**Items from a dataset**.
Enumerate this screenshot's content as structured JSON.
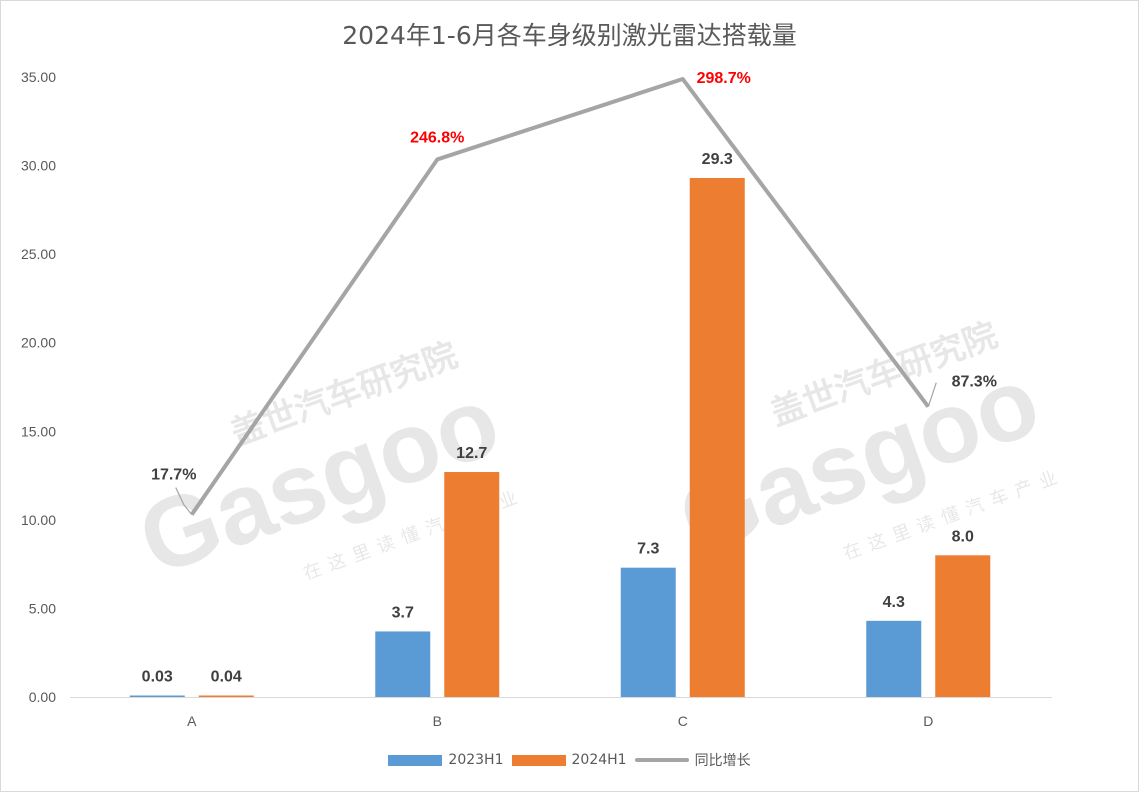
{
  "chart_data": {
    "type": "bar",
    "title": "2024年1-6月各车身级别激光雷达搭载量",
    "categories": [
      "A",
      "B",
      "C",
      "D"
    ],
    "ylim": [
      0,
      35
    ],
    "yticks": [
      "0.00",
      "5.00",
      "10.00",
      "15.00",
      "20.00",
      "25.00",
      "30.00",
      "35.00"
    ],
    "ytick_values": [
      0,
      5,
      10,
      15,
      20,
      25,
      30,
      35
    ],
    "secondary_ylim": [
      -100,
      300
    ],
    "grid": false,
    "legend_position": "bottom",
    "series": [
      {
        "name": "2023H1",
        "type": "bar",
        "axis": "primary",
        "color": "#5b9bd5",
        "values": [
          0.03,
          3.7,
          7.3,
          4.3
        ],
        "labels": [
          "0.03",
          "3.7",
          "7.3",
          "4.3"
        ]
      },
      {
        "name": "2024H1",
        "type": "bar",
        "axis": "primary",
        "color": "#ed7d31",
        "values": [
          0.04,
          12.7,
          29.3,
          8.0
        ],
        "labels": [
          "0.04",
          "12.7",
          "29.3",
          "8.0"
        ]
      },
      {
        "name": "同比增长",
        "type": "line",
        "axis": "secondary",
        "unit": "%",
        "color": "#a5a5a5",
        "values": [
          17.7,
          246.8,
          298.7,
          87.3
        ],
        "labels": [
          "17.7%",
          "246.8%",
          "298.7%",
          "87.3%"
        ],
        "label_colors": [
          "#404040",
          "#ff0000",
          "#ff0000",
          "#404040"
        ]
      }
    ]
  },
  "watermark": {
    "cn": "盖世汽车研究院",
    "brand": "Gasgoo",
    "slogan": "在这里读懂汽车产业"
  }
}
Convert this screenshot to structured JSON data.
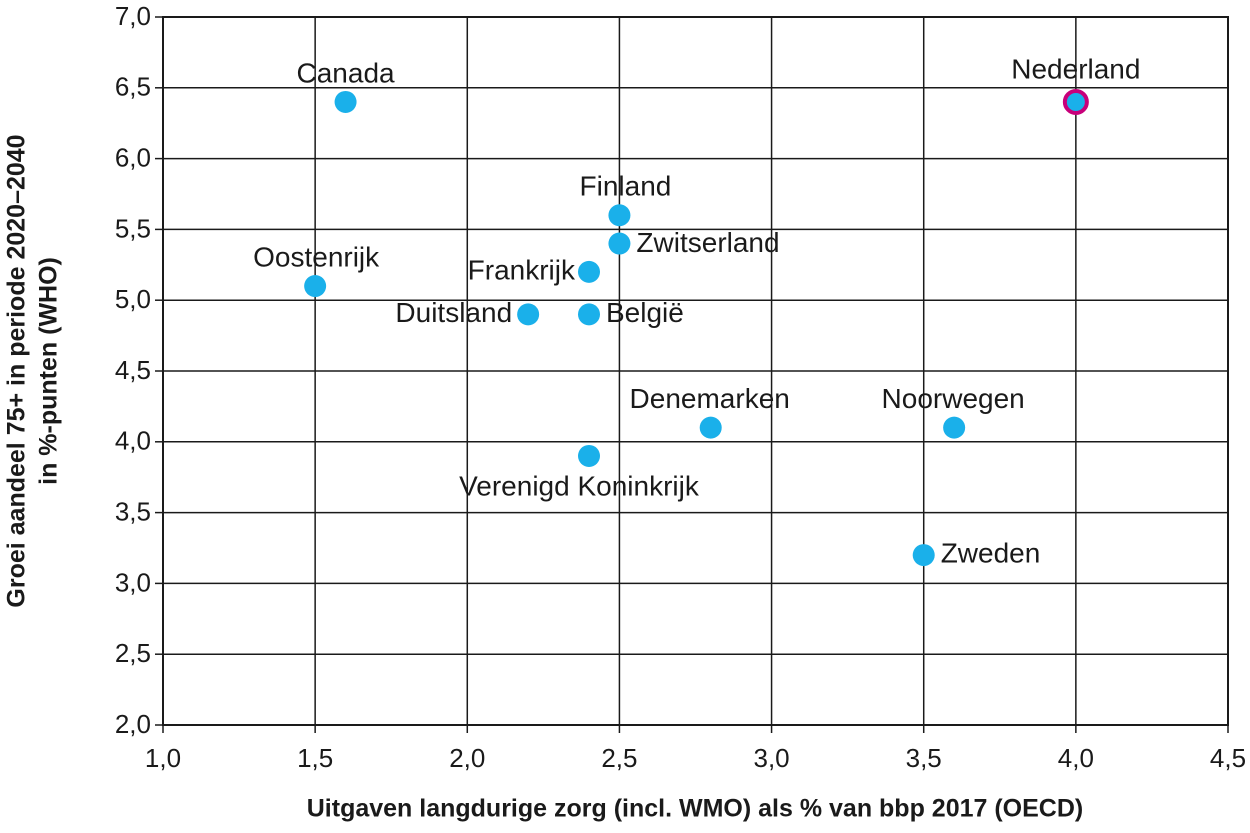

**Task**. Count up every line above that has the word "structured" in it; answer with the number alone.

**Answer to the problem**. 2